1033.7E = mc fizzleDKAS::KOLKERThu Apr 30 1992 20:5112
    re .0
    
    I recall a non science fiction novel which assumes the Trinity test
    fails.  The U.S. undertakes operation Coronet which is the invasion of
    the Japanese mainland.  The novel discusses the bloodshed and carnage
    that results.  The invasion hits a standstill but the bomb is made to
    work in 1946, is dropped and that ends the war.
    
    Can anyone remember the name of this novel? It was a good read
    
    Conan the Librarian
    
1033.8RUBY::BOYAJIANHistory is made at nightFri May 01 1992 04:499
    re:.7
    
    Ack!  It's on the tip on my brain. The author was Alfred Coppel, but
    the title escapes me at the moment.
    
    There was also a novel by Edward Corley (again, the title escapes me)

Extracted material.

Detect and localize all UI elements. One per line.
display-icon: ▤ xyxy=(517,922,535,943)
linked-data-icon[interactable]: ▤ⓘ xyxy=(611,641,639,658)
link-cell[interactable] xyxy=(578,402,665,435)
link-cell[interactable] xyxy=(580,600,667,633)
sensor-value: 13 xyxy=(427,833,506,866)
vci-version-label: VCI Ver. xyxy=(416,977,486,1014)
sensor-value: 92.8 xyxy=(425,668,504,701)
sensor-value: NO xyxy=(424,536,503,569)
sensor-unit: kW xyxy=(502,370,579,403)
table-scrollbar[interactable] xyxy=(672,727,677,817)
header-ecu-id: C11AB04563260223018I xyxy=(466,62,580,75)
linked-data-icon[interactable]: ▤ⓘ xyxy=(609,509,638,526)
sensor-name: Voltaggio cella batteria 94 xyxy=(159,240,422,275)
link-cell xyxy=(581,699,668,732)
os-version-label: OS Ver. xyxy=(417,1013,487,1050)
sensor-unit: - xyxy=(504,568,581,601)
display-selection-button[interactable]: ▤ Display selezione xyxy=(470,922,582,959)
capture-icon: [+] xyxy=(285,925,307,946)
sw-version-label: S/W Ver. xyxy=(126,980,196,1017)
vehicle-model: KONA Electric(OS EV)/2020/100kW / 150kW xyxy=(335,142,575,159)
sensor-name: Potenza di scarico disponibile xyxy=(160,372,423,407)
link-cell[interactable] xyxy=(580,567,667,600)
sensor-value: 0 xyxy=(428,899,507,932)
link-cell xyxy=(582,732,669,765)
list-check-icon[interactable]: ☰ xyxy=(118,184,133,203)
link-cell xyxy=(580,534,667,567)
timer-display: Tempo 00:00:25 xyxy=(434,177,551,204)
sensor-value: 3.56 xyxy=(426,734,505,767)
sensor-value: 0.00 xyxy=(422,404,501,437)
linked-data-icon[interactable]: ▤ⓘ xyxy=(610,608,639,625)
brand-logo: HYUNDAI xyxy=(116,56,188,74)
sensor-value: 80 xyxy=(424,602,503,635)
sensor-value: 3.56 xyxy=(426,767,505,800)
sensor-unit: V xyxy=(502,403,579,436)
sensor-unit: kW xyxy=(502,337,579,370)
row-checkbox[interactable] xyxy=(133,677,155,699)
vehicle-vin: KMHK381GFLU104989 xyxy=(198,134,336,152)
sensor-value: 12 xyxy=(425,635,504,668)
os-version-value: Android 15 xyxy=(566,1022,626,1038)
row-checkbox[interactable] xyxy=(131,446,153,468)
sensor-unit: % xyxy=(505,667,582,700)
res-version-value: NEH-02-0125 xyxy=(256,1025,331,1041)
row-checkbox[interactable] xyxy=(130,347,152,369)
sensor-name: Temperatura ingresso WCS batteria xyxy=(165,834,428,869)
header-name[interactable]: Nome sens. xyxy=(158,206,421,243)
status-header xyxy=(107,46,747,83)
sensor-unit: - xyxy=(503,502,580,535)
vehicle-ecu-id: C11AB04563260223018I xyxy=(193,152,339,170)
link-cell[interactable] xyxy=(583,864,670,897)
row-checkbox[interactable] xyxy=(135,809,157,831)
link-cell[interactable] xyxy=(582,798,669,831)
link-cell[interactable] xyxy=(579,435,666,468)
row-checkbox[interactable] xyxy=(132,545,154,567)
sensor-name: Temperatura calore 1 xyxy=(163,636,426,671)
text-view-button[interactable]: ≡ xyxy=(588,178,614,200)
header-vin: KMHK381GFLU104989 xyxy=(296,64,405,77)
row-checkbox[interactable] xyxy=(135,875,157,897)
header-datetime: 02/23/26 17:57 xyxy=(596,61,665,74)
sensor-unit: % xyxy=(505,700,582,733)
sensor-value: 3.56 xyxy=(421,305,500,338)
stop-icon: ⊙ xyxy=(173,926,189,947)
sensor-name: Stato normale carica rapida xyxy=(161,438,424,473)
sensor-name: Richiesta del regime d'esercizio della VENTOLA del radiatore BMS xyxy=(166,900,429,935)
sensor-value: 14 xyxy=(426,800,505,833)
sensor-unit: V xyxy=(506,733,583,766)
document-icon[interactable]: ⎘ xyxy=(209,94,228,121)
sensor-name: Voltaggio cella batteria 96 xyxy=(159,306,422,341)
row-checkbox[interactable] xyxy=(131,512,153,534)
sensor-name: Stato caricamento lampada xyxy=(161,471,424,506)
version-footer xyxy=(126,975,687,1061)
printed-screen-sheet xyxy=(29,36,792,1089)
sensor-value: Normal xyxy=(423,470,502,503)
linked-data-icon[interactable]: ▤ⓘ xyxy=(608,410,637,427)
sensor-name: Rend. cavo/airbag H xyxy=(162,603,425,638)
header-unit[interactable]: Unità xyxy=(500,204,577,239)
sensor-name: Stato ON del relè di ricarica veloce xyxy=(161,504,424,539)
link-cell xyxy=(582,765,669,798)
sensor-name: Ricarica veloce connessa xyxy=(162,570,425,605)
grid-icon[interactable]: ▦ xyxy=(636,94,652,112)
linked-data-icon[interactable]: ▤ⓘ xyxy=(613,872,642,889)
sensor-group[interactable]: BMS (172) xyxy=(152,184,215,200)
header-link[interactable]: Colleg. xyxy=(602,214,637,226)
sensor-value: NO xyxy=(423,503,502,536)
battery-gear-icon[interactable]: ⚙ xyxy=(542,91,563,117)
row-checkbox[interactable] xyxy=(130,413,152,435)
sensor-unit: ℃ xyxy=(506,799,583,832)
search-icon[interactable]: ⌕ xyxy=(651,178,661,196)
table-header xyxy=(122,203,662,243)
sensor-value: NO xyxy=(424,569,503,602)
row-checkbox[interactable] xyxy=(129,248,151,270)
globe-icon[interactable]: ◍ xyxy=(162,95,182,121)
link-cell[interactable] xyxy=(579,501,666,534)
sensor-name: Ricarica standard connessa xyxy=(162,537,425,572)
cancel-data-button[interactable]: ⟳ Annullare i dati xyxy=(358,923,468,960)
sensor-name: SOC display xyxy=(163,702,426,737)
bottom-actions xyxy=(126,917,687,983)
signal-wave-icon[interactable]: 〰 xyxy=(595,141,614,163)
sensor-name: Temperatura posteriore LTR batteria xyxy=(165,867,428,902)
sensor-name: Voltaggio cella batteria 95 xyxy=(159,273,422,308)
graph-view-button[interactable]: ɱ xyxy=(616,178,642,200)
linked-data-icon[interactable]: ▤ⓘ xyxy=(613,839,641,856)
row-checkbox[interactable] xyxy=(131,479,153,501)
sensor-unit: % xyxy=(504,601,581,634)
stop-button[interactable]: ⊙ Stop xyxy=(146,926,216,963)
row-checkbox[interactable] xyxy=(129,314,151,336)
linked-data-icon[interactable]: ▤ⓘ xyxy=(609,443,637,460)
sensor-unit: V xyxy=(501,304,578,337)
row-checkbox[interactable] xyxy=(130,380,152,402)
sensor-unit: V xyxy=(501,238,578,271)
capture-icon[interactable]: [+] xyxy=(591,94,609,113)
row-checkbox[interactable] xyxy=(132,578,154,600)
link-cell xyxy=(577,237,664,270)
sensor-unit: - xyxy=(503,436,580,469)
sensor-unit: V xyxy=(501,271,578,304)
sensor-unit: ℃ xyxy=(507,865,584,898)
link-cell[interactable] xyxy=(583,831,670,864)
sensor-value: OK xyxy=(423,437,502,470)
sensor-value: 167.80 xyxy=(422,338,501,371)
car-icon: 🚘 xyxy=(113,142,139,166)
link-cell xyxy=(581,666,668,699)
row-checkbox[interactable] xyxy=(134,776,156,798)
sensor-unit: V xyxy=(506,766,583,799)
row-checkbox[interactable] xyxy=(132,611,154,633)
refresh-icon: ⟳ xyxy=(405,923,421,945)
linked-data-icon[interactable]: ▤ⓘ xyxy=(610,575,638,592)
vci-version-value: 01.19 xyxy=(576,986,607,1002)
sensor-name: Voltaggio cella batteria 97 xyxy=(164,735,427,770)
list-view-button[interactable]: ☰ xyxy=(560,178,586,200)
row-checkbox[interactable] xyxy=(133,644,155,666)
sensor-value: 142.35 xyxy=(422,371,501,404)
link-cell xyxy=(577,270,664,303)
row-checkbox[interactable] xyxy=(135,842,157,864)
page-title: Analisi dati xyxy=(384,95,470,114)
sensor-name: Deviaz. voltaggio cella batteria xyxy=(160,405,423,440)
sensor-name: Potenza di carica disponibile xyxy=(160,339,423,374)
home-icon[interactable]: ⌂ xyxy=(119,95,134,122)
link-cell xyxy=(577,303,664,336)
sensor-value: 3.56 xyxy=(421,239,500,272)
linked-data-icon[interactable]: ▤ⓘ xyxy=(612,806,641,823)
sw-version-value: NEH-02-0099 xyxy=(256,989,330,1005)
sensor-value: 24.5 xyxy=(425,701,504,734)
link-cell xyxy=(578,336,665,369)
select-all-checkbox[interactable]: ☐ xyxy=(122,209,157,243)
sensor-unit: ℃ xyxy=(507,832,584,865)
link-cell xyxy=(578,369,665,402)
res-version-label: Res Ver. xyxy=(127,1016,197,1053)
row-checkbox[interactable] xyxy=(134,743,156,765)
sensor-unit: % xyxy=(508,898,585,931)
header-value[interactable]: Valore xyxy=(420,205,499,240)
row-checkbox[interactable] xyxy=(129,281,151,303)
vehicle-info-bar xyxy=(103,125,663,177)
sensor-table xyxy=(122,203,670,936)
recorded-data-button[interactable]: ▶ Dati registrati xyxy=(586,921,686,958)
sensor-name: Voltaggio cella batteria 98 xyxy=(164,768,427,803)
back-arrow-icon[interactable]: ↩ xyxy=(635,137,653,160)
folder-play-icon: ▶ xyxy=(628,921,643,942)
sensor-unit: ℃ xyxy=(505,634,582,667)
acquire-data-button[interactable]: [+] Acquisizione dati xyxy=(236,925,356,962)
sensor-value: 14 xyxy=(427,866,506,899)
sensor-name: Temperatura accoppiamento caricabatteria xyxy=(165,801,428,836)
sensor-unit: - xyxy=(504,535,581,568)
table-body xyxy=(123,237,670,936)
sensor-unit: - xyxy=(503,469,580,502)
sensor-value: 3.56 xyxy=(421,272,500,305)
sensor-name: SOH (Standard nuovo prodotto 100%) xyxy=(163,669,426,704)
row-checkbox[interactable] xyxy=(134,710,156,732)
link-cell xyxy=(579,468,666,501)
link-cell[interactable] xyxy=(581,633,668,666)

Check your understanding.
(1) In the forum thread about the novel where the Trinity test fails, what year is the bomb finally made to work?
(2) Carry on the forum thread about the novel where the Trinity test fails from the point where it stops.
The items have nothing to do with the forum thread.

Results in order.
(1) 1946

(2)
    that was predicated on the fact that the atom bomb didn't work.
    
    --- jerry
1033.9The Jesus FactorXLSIOR::OTTEFri May 01 1992 18:545
    The Edward Corley book you're thinking of is "The Jesus Factor"--a good
    read--especially interesting is how they 'faked' the atom-bombing
    of Hiroshima and Nagasaki.
    
    _Randy
1033.10RUBY::BOYAJIANHistory is made at nightSat May 02 1992 04:587
    re:.9
    
    Right. THE JESUS FACTOR.
    
    And the Coppel book was THE BURNING MOUNTAIN.